Document page records:
--
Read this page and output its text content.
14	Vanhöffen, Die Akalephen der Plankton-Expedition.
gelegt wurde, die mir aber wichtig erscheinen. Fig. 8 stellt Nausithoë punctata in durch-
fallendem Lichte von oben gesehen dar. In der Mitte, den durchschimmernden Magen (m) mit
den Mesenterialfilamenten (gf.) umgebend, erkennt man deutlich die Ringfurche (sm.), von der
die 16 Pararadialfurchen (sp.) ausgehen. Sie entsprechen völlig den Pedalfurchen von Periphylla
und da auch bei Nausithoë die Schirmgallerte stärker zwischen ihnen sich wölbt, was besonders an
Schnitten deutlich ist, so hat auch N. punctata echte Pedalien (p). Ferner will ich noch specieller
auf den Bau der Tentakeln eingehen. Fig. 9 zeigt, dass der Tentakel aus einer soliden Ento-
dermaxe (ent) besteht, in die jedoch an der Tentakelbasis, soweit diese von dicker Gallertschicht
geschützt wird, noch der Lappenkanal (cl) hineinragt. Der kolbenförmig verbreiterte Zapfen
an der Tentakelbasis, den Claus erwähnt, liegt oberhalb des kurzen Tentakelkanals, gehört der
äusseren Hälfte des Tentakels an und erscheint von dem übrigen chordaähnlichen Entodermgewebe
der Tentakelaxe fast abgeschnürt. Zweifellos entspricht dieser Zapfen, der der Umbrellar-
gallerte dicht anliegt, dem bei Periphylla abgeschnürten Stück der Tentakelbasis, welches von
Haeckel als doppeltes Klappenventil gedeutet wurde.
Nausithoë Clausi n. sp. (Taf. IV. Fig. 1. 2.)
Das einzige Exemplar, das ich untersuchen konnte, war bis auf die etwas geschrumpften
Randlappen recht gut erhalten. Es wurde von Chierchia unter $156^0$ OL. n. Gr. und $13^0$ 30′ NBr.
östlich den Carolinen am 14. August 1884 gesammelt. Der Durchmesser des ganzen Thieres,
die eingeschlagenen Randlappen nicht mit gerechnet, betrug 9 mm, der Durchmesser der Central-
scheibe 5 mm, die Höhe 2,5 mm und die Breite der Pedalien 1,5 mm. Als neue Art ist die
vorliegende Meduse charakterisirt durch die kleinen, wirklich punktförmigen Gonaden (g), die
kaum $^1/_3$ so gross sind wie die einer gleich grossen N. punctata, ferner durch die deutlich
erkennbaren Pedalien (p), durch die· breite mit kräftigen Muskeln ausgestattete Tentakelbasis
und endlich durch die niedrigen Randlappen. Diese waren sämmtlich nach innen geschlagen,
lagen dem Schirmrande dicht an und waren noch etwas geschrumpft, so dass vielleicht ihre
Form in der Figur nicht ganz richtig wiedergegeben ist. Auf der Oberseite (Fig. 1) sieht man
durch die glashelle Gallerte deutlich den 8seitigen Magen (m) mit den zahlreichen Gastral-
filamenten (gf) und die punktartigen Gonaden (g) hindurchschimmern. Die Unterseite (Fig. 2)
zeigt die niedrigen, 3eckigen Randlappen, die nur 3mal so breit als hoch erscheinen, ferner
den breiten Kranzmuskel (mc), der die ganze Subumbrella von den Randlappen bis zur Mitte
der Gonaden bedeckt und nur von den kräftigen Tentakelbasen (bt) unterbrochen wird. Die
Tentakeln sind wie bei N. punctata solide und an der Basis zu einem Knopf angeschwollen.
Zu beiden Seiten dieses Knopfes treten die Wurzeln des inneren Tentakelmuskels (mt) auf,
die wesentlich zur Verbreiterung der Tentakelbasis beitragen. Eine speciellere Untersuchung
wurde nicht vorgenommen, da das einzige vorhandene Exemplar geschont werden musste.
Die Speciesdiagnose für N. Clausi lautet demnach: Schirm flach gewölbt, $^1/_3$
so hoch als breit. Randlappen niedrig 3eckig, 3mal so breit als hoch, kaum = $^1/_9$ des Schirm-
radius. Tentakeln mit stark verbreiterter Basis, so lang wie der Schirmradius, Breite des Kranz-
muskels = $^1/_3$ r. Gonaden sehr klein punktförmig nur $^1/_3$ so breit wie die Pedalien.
--
▶ [Work to complete] Give back the complete data exactly as supplied.

▶ [Exercise solution]
Read this page and output its text content.
14	Vanhöffen, Die Akalephen der Plankton-Expedition.
gelegt wurde, die mir aber wichtig erscheinen. Fig. 8 stellt Nausithoë punctata in durch-
fallendem Lichte von oben gesehen dar. In der Mitte, den durchschimmernden Magen (m) mit
den Mesenterialfilamenten (gf.) umgebend, erkennt man deutlich die Ringfurche (sm.), von der
die 16 Pararadialfurchen (sp.) ausgehen. Sie entsprechen völlig den Pedalfurchen von Periphylla
und da auch bei Nausithoë die Schirmgallerte stärker zwischen ihnen sich wölbt, was besonders an
Schnitten deutlich ist, so hat auch N. punctata echte Pedalien (p). Ferner will ich noch specieller
auf den Bau der Tentakeln eingehen. Fig. 9 zeigt, dass der Tentakel aus einer soliden Ento-
dermaxe (ent) besteht, in die jedoch an der Tentakelbasis, soweit diese von dicker Gallertschicht
geschützt wird, noch der Lappenkanal (cl) hineinragt. Der kolbenförmig verbreiterte Zapfen
an der Tentakelbasis, den Claus erwähnt, liegt oberhalb des kurzen Tentakelkanals, gehört der
äusseren Hälfte des Tentakels an und erscheint von dem übrigen chordaähnlichen Entodermgewebe
der Tentakelaxe fast abgeschnürt. Zweifellos entspricht dieser Zapfen, der der Umbrellar-
gallerte dicht anliegt, dem bei Periphylla abgeschnürten Stück der Tentakelbasis, welches von
Haeckel als doppeltes Klappenventil gedeutet wurde.
Nausithoë Clausi n. sp. (Taf. IV. Fig. 1. 2.)
Das einzige Exemplar, das ich untersuchen konnte, war bis auf die etwas geschrumpften
Randlappen recht gut erhalten. Es wurde von Chierchia unter $156^0$ OL. n. Gr. und $13^0$ 30′ NBr.
östlich den Carolinen am 14. August 1884 gesammelt. Der Durchmesser des ganzen Thieres,
die eingeschlagenen Randlappen nicht mit gerechnet, betrug 9 mm, der Durchmesser der Central-
scheibe 5 mm, die Höhe 2,5 mm und die Breite der Pedalien 1,5 mm. Als neue Art ist die
vorliegende Meduse charakterisirt durch die kleinen, wirklich punktförmigen Gonaden (g), die
kaum $^1/_3$ so gross sind wie die einer gleich grossen N. punctata, ferner durch die deutlich
erkennbaren Pedalien (p), durch die· breite mit kräftigen Muskeln ausgestattete Tentakelbasis
und endlich durch die niedrigen Randlappen. Diese waren sämmtlich nach innen geschlagen,
lagen dem Schirmrande dicht an und waren noch etwas geschrumpft, so dass vielleicht ihre
Form in der Figur nicht ganz richtig wiedergegeben ist. Auf der Oberseite (Fig. 1) sieht man
durch die glashelle Gallerte deutlich den 8seitigen Magen (m) mit den zahlreichen Gastral-
filamenten (gf) und die punktartigen Gonaden (g) hindurchschimmern. Die Unterseite (Fig. 2)
zeigt die niedrigen, 3eckigen Randlappen, die nur 3mal so breit als hoch erscheinen, ferner
den breiten Kranzmuskel (mc), der die ganze Subumbrella von den Randlappen bis zur Mitte
der Gonaden bedeckt und nur von den kräftigen Tentakelbasen (bt) unterbrochen wird. Die
Tentakeln sind wie bei N. punctata solide und an der Basis zu einem Knopf angeschwollen.
Zu beiden Seiten dieses Knopfes treten die Wurzeln des inneren Tentakelmuskels (mt) auf,
die wesentlich zur Verbreiterung der Tentakelbasis beitragen. Eine speciellere Untersuchung
wurde nicht vorgenommen, da das einzige vorhandene Exemplar geschont werden musste.
Die Speciesdiagnose für N. Clausi lautet demnach: Schirm flach gewölbt, $^1/_3$
so hoch als breit. Randlappen niedrig 3eckig, 3mal so breit als hoch, kaum = $^1/_9$ des Schirm-
radius. Tentakeln mit stark verbreiterter Basis, so lang wie der Schirmradius, Breite des Kranz-
muskels = $^1/_3$ r. Gonaden sehr klein punktförmig nur $^1/_3$ so breit wie die Pedalien.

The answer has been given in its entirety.